* start *

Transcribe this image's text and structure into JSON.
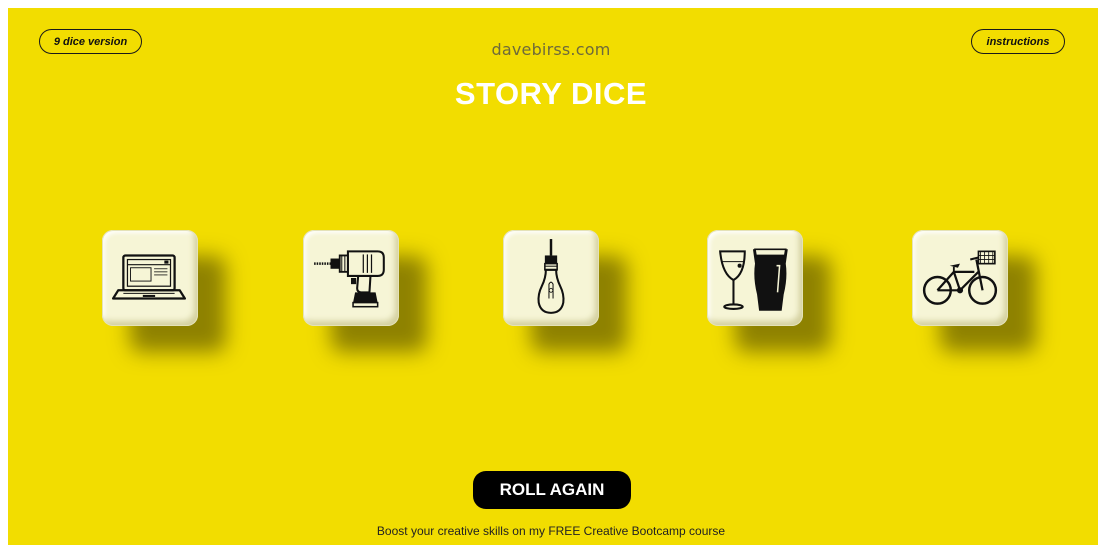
{
  "header": {
    "left_button": "9 dice version",
    "right_button": "instructions",
    "site": "davebirss.com",
    "title": "STORY DICE"
  },
  "dice": [
    {
      "icon": "laptop-icon"
    },
    {
      "icon": "power-drill-icon"
    },
    {
      "icon": "light-bulb-icon"
    },
    {
      "icon": "wine-and-beer-glasses-icon"
    },
    {
      "icon": "bicycle-icon"
    }
  ],
  "actions": {
    "roll_label": "ROLL AGAIN"
  },
  "footer": {
    "promo": "Boost your creative skills on my FREE Creative Bootcamp course"
  },
  "colors": {
    "background": "#f2dd00",
    "title": "#ffffff",
    "die_face": "#f6f5d6",
    "button": "#000000"
  }
}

* end *

▶ Your objective
Copy every entry exactly as written. Pictures are excluded.

▶ Answer to this task
Transcribe this image's text and structure into JSON.
{
  "header": {
    "left_button": "9 dice version",
    "right_button": "instructions",
    "site": "davebirss.com",
    "title": "STORY DICE"
  },
  "dice": [
    {
      "icon": "laptop-icon"
    },
    {
      "icon": "power-drill-icon"
    },
    {
      "icon": "light-bulb-icon"
    },
    {
      "icon": "wine-and-beer-glasses-icon"
    },
    {
      "icon": "bicycle-icon"
    }
  ],
  "actions": {
    "roll_label": "ROLL AGAIN"
  },
  "footer": {
    "promo": "Boost your creative skills on my FREE Creative Bootcamp course"
  },
  "colors": {
    "background": "#f2dd00",
    "title": "#ffffff",
    "die_face": "#f6f5d6",
    "button": "#000000"
  }
}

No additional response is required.